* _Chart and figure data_
▬▬▬▬▬▬▬▬▬▬

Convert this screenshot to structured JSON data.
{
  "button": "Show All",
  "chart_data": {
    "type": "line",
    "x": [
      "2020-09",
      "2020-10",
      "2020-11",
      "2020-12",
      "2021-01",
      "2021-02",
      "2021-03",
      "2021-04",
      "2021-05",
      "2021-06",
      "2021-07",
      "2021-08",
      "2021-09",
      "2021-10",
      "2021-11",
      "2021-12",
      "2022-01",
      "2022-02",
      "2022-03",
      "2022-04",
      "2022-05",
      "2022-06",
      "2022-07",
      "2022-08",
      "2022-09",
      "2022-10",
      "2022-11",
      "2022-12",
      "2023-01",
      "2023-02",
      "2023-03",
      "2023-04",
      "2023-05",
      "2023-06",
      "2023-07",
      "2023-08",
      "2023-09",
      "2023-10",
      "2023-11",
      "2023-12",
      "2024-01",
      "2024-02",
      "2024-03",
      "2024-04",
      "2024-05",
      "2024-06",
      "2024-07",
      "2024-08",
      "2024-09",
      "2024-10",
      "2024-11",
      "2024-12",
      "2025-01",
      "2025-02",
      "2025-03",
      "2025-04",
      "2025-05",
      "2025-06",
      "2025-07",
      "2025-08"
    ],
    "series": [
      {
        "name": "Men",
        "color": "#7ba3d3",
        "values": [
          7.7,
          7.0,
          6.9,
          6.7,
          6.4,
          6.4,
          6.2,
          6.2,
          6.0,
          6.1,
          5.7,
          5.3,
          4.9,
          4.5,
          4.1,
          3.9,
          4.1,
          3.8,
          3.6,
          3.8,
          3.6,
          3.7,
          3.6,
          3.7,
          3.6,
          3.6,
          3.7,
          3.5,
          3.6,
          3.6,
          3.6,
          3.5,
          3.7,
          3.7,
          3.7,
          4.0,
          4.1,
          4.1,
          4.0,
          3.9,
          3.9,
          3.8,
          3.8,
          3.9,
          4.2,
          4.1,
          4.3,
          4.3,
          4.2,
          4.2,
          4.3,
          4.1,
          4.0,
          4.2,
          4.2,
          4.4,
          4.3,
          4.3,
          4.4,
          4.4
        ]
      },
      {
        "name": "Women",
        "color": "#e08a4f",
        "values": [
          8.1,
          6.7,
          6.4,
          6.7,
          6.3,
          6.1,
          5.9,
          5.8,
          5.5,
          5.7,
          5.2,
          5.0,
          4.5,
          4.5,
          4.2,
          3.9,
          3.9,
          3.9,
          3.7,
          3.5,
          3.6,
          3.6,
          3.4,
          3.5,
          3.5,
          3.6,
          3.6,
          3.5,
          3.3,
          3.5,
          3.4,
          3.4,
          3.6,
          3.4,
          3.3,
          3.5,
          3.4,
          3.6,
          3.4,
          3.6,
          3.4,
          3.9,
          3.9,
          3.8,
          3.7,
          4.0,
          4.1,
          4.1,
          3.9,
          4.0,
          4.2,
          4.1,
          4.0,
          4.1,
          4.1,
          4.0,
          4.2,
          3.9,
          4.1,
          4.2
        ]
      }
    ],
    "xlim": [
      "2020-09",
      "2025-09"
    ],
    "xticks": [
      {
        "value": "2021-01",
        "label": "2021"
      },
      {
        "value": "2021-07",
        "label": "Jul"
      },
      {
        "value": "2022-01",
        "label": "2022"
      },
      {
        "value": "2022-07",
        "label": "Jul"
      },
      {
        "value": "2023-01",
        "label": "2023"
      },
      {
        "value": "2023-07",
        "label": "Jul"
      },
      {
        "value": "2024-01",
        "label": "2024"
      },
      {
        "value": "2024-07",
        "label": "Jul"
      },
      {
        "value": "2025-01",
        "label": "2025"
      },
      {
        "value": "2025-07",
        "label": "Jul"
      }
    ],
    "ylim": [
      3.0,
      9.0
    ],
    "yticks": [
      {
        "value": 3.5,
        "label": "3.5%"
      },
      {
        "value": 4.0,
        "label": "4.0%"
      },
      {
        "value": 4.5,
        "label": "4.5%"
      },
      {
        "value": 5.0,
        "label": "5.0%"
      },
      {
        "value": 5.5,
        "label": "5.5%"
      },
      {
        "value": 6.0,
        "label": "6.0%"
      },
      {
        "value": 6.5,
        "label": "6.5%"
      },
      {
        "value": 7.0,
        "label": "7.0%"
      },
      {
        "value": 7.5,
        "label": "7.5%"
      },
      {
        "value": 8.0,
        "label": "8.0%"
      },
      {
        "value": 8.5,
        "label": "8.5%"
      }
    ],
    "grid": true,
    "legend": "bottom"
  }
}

▬▬▬▬▬▬▬▬▬▬

* _GIVEN INSTRUCTION_
Repeat every line of the material exactly as given.

* _TASK ANSWER_
Convert this screenshot to structured JSON data.
{
  "button": "Show All",
  "chart_data": {
    "type": "line",
    "x": [
      "2020-09",
      "2020-10",
      "2020-11",
      "2020-12",
      "2021-01",
      "2021-02",
      "2021-03",
      "2021-04",
      "2021-05",
      "2021-06",
      "2021-07",
      "2021-08",
      "2021-09",
      "2021-10",
      "2021-11",
      "2021-12",
      "2022-01",
      "2022-02",
      "2022-03",
      "2022-04",
      "2022-05",
      "2022-06",
      "2022-07",
      "2022-08",
      "2022-09",
      "2022-10",
      "2022-11",
      "2022-12",
      "2023-01",
      "2023-02",
      "2023-03",
      "2023-04",
      "2023-05",
      "2023-06",
      "2023-07",
      "2023-08",
      "2023-09",
      "2023-10",
      "2023-11",
      "2023-12",
      "2024-01",
      "2024-02",
      "2024-03",
      "2024-04",
      "2024-05",
      "2024-06",
      "2024-07",
      "2024-08",
      "2024-09",
      "2024-10",
      "2024-11",
      "2024-12",
      "2025-01",
      "2025-02",
      "2025-03",
      "2025-04",
      "2025-05",
      "2025-06",
      "2025-07",
      "2025-08"
    ],
    "series": [
      {
        "name": "Men",
        "color": "#7ba3d3",
        "values": [
          7.7,
          7.0,
          6.9,
          6.7,
          6.4,
          6.4,
          6.2,
          6.2,
          6.0,
          6.1,
          5.7,
          5.3,
          4.9,
          4.5,
          4.1,
          3.9,
          4.1,
          3.8,
          3.6,
          3.8,
          3.6,
          3.7,
          3.6,
          3.7,
          3.6,
          3.6,
          3.7,
          3.5,
          3.6,
          3.6,
          3.6,
          3.5,
          3.7,
          3.7,
          3.7,
          4.0,
          4.1,
          4.1,
          4.0,
          3.9,
          3.9,
          3.8,
          3.8,
          3.9,
          4.2,
          4.1,
          4.3,
          4.3,
          4.2,
          4.2,
          4.3,
          4.1,
          4.0,
          4.2,
          4.2,
          4.4,
          4.3,
          4.3,
          4.4,
          4.4
        ]
      },
      {
        "name": "Women",
        "color": "#e08a4f",
        "values": [
          8.1,
          6.7,
          6.4,
          6.7,
          6.3,
          6.1,
          5.9,
          5.8,
          5.5,
          5.7,
          5.2,
          5.0,
          4.5,
          4.5,
          4.2,
          3.9,
          3.9,
          3.9,
          3.7,
          3.5,
          3.6,
          3.6,
          3.4,
          3.5,
          3.5,
          3.6,
          3.6,
          3.5,
          3.3,
          3.5,
          3.4,
          3.4,
          3.6,
          3.4,
          3.3,
          3.5,
          3.4,
          3.6,
          3.4,
          3.6,
          3.4,
          3.9,
          3.9,
          3.8,
          3.7,
          4.0,
          4.1,
          4.1,
          3.9,
          4.0,
          4.2,
          4.1,
          4.0,
          4.1,
          4.1,
          4.0,
          4.2,
          3.9,
          4.1,
          4.2
        ]
      }
    ],
    "xlim": [
      "2020-09",
      "2025-09"
    ],
    "xticks": [
      {
        "value": "2021-01",
        "label": "2021"
      },
      {
        "value": "2021-07",
        "label": "Jul"
      },
      {
        "value": "2022-01",
        "label": "2022"
      },
      {
        "value": "2022-07",
        "label": "Jul"
      },
      {
        "value": "2023-01",
        "label": "2023"
      },
      {
        "value": "2023-07",
        "label": "Jul"
      },
      {
        "value": "2024-01",
        "label": "2024"
      },
      {
        "value": "2024-07",
        "label": "Jul"
      },
      {
        "value": "2025-01",
        "label": "2025"
      },
      {
        "value": "2025-07",
        "label": "Jul"
      }
    ],
    "ylim": [
      3.0,
      9.0
    ],
    "yticks": [
      {
        "value": 3.5,
        "label": "3.5%"
      },
      {
        "value": 4.0,
        "label": "4.0%"
      },
      {
        "value": 4.5,
        "label": "4.5%"
      },
      {
        "value": 5.0,
        "label": "5.0%"
      },
      {
        "value": 5.5,
        "label": "5.5%"
      },
      {
        "value": 6.0,
        "label": "6.0%"
      },
      {
        "value": 6.5,
        "label": "6.5%"
      },
      {
        "value": 7.0,
        "label": "7.0%"
      },
      {
        "value": 7.5,
        "label": "7.5%"
      },
      {
        "value": 8.0,
        "label": "8.0%"
      },
      {
        "value": 8.5,
        "label": "8.5%"
      }
    ],
    "grid": true,
    "legend": "bottom"
  }
}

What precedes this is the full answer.